| The request |
Search the material for the word "Stills" and report each line where it turns up.

| Excerpt from a dataset |
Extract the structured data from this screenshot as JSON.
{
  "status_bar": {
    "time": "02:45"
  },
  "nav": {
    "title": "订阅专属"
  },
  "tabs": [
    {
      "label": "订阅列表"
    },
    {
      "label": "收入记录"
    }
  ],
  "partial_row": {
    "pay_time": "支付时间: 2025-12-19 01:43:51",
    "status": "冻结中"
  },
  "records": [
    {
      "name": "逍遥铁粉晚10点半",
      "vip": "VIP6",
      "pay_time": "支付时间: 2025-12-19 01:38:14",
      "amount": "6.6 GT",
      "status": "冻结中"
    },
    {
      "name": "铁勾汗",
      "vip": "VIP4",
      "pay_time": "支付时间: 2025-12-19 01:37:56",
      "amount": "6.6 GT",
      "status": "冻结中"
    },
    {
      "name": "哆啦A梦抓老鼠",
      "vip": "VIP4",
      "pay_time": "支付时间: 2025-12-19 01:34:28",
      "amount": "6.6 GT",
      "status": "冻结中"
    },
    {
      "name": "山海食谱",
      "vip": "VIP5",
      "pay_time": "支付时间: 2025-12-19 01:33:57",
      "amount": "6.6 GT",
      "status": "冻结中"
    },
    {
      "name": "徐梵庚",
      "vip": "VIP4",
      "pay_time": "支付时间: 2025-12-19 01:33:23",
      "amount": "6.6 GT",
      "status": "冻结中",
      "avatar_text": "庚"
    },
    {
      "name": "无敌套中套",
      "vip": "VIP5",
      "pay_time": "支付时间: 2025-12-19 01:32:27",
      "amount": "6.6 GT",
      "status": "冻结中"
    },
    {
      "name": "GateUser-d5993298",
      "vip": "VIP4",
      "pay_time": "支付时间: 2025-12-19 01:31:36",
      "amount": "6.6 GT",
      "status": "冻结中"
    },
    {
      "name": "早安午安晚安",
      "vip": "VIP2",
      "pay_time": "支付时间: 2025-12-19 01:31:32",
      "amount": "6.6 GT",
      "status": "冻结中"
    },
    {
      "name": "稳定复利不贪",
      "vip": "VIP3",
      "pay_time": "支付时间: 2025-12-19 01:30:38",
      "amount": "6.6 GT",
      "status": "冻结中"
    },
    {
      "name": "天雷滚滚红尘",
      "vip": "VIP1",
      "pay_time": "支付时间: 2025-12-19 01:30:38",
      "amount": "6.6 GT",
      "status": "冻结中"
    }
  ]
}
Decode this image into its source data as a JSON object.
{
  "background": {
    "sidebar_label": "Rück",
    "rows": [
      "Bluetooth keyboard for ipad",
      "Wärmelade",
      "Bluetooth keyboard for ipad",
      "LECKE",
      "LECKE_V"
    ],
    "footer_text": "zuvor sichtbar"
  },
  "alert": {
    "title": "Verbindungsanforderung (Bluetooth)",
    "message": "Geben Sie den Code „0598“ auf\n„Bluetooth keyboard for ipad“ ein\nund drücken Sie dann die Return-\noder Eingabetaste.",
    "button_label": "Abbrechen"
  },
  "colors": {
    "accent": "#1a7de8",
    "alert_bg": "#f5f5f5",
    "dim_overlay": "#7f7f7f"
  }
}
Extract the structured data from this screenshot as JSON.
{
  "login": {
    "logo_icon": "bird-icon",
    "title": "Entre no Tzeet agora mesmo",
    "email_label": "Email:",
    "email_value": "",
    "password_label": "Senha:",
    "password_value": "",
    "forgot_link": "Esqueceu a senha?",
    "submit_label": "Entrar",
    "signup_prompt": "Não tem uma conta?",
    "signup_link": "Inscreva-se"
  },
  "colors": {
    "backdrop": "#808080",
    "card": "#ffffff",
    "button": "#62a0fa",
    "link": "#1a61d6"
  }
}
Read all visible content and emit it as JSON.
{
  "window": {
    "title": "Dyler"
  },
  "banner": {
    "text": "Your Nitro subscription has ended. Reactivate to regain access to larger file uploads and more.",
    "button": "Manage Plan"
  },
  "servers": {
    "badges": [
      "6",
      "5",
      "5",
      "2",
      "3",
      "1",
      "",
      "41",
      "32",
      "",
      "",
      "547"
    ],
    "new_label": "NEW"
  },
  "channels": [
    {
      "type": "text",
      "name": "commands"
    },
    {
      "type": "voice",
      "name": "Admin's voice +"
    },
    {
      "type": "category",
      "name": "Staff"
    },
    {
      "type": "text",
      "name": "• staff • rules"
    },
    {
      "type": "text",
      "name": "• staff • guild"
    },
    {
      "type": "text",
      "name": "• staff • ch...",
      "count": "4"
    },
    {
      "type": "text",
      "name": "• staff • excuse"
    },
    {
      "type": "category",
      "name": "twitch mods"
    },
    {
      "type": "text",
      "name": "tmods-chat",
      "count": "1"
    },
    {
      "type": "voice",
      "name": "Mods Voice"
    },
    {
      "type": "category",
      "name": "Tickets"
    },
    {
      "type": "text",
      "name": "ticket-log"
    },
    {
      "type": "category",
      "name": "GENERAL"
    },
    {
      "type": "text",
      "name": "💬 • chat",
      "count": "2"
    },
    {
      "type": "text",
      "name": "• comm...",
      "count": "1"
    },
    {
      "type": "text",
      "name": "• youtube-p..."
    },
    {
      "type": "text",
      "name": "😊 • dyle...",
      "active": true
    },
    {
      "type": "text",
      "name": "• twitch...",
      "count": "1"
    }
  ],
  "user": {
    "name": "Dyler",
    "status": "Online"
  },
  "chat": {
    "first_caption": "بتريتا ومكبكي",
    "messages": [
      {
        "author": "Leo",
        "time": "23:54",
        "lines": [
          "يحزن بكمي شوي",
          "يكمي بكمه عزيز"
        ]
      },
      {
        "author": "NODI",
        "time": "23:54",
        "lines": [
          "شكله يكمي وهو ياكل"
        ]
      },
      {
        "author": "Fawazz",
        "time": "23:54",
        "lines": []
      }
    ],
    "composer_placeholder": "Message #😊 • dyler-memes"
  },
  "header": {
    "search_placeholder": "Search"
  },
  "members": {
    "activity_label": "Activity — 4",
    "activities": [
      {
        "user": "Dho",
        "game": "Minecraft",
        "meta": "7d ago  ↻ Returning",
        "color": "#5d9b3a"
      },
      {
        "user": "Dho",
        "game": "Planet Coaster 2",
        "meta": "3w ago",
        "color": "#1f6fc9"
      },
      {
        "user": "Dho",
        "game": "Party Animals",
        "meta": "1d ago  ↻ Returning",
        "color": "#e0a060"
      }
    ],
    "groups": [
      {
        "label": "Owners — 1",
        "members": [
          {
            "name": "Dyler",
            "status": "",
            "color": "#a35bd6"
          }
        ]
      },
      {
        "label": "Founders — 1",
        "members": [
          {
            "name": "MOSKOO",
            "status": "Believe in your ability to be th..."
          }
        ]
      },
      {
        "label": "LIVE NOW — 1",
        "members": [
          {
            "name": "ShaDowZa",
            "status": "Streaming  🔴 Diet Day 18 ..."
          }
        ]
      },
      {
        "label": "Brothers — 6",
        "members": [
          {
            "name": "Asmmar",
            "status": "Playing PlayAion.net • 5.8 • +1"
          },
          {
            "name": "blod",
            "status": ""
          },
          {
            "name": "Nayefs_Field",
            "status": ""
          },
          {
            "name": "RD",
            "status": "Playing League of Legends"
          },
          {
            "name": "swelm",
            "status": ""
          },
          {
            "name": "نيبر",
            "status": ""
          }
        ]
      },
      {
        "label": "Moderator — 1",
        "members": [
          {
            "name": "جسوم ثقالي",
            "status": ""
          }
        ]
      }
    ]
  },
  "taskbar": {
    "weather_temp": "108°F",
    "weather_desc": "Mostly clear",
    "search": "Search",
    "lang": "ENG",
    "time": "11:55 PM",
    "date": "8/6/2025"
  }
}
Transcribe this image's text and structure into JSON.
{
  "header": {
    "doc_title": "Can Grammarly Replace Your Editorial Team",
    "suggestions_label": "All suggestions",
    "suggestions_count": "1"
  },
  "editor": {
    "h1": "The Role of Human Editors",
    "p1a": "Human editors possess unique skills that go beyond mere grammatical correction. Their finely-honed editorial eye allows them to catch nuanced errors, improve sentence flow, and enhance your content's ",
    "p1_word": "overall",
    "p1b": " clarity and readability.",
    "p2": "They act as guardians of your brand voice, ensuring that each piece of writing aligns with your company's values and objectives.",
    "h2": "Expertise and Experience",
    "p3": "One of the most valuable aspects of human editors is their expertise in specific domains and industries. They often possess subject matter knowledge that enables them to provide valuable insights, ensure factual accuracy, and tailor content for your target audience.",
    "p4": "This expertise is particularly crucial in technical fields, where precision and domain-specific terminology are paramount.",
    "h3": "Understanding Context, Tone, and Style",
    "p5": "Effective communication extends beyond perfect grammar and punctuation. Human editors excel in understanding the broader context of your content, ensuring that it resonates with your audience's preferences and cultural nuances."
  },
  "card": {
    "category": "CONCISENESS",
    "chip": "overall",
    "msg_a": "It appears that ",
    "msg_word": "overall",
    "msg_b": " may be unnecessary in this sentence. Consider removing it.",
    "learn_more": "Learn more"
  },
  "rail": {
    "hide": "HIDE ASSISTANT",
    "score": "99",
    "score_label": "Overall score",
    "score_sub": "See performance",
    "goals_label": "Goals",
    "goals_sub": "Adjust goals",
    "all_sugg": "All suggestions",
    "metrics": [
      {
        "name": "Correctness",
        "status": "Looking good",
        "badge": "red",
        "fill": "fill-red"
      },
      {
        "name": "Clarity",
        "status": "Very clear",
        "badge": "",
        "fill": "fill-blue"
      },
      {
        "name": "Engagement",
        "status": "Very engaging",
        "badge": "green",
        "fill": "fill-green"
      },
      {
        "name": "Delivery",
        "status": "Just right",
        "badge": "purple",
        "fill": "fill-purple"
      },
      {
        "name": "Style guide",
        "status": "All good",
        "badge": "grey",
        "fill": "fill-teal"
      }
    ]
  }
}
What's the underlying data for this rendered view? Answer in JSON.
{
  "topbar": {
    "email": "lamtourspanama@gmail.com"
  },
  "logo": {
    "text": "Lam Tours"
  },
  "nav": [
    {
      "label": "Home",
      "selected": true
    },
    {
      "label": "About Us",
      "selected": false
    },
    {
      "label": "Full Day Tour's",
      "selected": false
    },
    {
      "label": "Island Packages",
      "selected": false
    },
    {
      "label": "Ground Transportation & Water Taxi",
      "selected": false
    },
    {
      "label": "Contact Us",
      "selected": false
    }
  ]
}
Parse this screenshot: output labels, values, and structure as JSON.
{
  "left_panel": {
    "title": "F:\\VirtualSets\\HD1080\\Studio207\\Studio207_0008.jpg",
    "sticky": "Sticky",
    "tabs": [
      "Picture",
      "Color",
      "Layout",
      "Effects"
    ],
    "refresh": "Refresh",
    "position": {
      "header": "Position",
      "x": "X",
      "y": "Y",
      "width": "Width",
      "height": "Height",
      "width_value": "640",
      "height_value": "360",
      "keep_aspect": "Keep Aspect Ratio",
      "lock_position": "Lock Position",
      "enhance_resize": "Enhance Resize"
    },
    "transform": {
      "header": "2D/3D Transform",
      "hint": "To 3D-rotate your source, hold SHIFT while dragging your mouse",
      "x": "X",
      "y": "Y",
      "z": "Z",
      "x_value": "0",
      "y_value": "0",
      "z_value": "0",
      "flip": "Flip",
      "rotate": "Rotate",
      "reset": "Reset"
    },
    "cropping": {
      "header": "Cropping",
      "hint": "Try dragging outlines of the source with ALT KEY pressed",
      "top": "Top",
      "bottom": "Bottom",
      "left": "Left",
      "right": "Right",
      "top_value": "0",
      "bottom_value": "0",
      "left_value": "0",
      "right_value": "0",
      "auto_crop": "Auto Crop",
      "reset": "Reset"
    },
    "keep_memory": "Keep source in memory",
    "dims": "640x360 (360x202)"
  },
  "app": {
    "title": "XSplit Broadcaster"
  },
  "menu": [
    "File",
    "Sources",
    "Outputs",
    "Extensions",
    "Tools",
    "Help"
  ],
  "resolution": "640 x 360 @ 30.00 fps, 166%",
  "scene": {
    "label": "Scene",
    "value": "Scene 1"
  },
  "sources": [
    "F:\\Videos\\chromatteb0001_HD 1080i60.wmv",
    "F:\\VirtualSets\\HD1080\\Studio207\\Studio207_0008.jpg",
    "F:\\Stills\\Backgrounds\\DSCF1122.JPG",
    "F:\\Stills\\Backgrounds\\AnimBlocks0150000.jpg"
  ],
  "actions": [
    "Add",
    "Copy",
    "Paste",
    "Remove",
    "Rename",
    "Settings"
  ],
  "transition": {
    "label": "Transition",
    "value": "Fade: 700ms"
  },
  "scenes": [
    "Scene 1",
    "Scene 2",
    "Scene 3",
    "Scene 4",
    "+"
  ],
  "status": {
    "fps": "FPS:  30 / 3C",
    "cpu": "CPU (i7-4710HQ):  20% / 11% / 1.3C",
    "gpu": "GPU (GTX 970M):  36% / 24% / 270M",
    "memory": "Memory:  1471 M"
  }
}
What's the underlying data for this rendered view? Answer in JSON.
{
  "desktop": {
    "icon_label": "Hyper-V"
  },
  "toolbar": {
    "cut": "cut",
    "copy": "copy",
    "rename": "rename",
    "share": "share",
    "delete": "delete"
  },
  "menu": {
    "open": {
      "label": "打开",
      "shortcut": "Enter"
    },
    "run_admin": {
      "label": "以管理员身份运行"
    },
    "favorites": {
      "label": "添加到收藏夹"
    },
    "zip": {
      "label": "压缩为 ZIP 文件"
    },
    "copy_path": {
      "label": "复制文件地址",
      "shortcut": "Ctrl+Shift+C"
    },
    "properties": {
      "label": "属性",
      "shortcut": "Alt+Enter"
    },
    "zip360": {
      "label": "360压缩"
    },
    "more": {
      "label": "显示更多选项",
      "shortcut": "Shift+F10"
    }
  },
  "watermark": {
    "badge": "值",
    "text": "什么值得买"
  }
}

| Expected answer |
    "F:\\Stills\\Backgrounds\\DSCF1122.JPG",
    "F:\\Stills\\Backgrounds\\AnimBlocks0150000.jpg"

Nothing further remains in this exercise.